SUPPLIED RECORDS >>
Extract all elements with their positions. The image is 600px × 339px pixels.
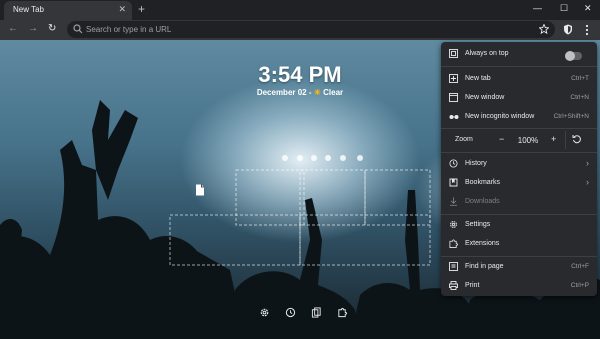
toolbar: ← → ↻ Search or type in a URL (0, 20, 600, 40)
puzzle-icon[interactable] (337, 307, 348, 318)
menu-label: New incognito window (465, 113, 535, 120)
menu-shortcut: Ctrl+T (571, 75, 589, 82)
menu-shortcut: Ctrl+F (571, 263, 589, 270)
menu-item-new-incognito[interactable]: New incognito window Ctrl+Shift+N (441, 108, 597, 126)
printer-icon (449, 281, 458, 290)
menu-label: Find in page (465, 263, 504, 270)
menu-item-new-window[interactable]: New window Ctrl+N (441, 89, 597, 107)
gear-icon (450, 221, 457, 228)
zoom-in-button[interactable]: + (551, 134, 556, 144)
menu-shortcut: Ctrl+N (570, 94, 589, 101)
zoom-label: Zoom (455, 136, 473, 143)
omnibox-placeholder: Search or type in a URL (86, 25, 172, 34)
clock-time: 3:54 PM (258, 62, 342, 87)
document-icon[interactable] (195, 184, 205, 196)
window-icon (449, 49, 458, 58)
shield-icon[interactable] (563, 24, 573, 35)
omnibox[interactable]: Search or type in a URL (67, 21, 555, 38)
menu-item-new-tab[interactable]: New tab Ctrl+T (441, 70, 597, 88)
divider (441, 152, 597, 153)
zoom-out-button[interactable]: − (499, 134, 504, 144)
new-tab-icon (449, 74, 458, 83)
menu-item-bookmarks[interactable]: Bookmarks › (441, 174, 597, 192)
menu-label: New window (465, 94, 505, 101)
menu-label: Settings (465, 221, 491, 228)
close-window-icon[interactable]: ✕ (584, 3, 592, 14)
minimize-icon[interactable]: — (533, 3, 542, 13)
divider (441, 214, 597, 215)
chevron-right-icon: › (586, 177, 589, 187)
reset-zoom-icon[interactable] (572, 134, 582, 144)
menu-label: Downloads (465, 198, 500, 205)
menu-label: Print (465, 282, 480, 289)
chevron-right-icon: › (586, 158, 589, 168)
browser-menu: Always on top New tab Ctrl+T New window … (441, 42, 597, 296)
toggle-knob (565, 51, 575, 61)
incognito-icon (449, 115, 459, 119)
menu-shortcut: Ctrl+P (570, 282, 589, 289)
menu-item-settings[interactable]: Settings (441, 216, 597, 234)
forward-icon[interactable]: → (28, 23, 38, 34)
zoom-value: 100% (517, 136, 539, 145)
zoom-row: Zoom − 100% + (441, 129, 597, 151)
menu-label: Bookmarks (465, 179, 501, 186)
menu-item-find-in-page[interactable]: Find in page Ctrl+F (441, 258, 597, 276)
menu-item-always-on-top[interactable]: Always on top (441, 45, 597, 63)
tab-new-tab[interactable]: New Tab ✕ (4, 1, 132, 20)
menu-item-history[interactable]: History › (441, 155, 597, 173)
menu-label: New tab (465, 75, 491, 82)
weather-text: Clear (323, 88, 344, 97)
date-text: December 02 - (256, 88, 312, 97)
close-tab-icon[interactable]: ✕ (118, 4, 126, 15)
find-icon (449, 262, 458, 271)
date-weather: December 02 - ☀ Clear (200, 88, 400, 97)
always-on-top-toggle[interactable] (565, 51, 582, 61)
maximize-icon[interactable]: ☐ (560, 3, 568, 14)
menu-label: History (465, 160, 487, 167)
tab-title: New Tab (13, 5, 44, 14)
copy-icon[interactable] (311, 307, 322, 318)
divider (565, 131, 566, 149)
divider (441, 66, 597, 67)
menu-label: Always on top (465, 50, 509, 57)
star-icon[interactable] (539, 24, 549, 34)
menu-item-print[interactable]: Print Ctrl+P (441, 277, 597, 295)
more-menu-icon[interactable] (585, 24, 589, 36)
title-bar: New Tab ✕ + — ☐ ✕ (0, 0, 600, 20)
divider (441, 256, 597, 257)
history-icon (449, 159, 458, 168)
menu-shortcut: Ctrl+Shift+N (553, 113, 589, 120)
reload-icon[interactable]: ↻ (48, 23, 56, 34)
sun-icon: ☀ (313, 88, 321, 97)
menu-label: Extensions (465, 240, 500, 247)
new-window-icon (449, 93, 458, 102)
menu-item-downloads[interactable]: Downloads (441, 193, 597, 211)
gear-icon[interactable] (259, 307, 270, 318)
new-tab-button[interactable]: + (138, 2, 145, 16)
puzzle-icon (449, 239, 458, 248)
menu-item-extensions[interactable]: Extensions (441, 235, 597, 253)
search-icon (73, 24, 83, 34)
history-icon[interactable] (285, 307, 296, 318)
back-icon[interactable]: ← (8, 23, 18, 34)
bookmarks-icon (449, 178, 458, 187)
download-icon (450, 197, 457, 206)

INSTRUCTION >> Copy the lines from the one containing "toolbar: ← →" through the one containing "menu-label: Find in page (465, 263, 504, 270)", both included, with no changes.

WRITTEN RESPONSE >>
toolbar: ← → ↻ Search or type in a URL (0, 20, 600, 40)
puzzle-icon[interactable] (337, 307, 348, 318)
menu-label: New incognito window (465, 113, 535, 120)
menu-shortcut: Ctrl+T (571, 75, 589, 82)
menu-shortcut: Ctrl+F (571, 263, 589, 270)
menu-item-new-incognito[interactable]: New incognito window Ctrl+Shift+N (441, 108, 597, 126)
printer-icon (449, 281, 458, 290)
menu-label: Find in page (465, 263, 504, 270)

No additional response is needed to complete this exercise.